◆ Brief
Copy every line with the string "insights" in it.

◆ Data excerpts
——————————
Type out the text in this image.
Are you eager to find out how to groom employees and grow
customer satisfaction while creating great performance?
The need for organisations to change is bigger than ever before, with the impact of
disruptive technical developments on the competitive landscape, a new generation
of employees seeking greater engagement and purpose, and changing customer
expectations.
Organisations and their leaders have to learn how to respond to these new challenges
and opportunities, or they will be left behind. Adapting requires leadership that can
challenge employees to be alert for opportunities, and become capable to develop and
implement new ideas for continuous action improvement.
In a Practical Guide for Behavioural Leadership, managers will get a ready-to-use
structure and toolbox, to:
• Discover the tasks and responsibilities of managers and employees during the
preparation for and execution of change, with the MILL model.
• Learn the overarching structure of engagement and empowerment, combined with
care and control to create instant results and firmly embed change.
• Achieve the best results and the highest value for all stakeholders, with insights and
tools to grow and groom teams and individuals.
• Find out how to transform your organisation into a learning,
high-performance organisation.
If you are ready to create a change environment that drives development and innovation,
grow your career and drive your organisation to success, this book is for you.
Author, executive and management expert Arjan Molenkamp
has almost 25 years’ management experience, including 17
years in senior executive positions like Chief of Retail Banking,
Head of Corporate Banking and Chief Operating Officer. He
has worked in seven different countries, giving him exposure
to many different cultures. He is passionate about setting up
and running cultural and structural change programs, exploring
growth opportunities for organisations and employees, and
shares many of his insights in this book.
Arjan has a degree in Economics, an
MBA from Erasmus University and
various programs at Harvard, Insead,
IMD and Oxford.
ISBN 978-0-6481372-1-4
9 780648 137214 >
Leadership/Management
——————————
◆ Response
• Achieve the best results and the highest value for all stakeholders, with insights and
shares many of his insights in this book.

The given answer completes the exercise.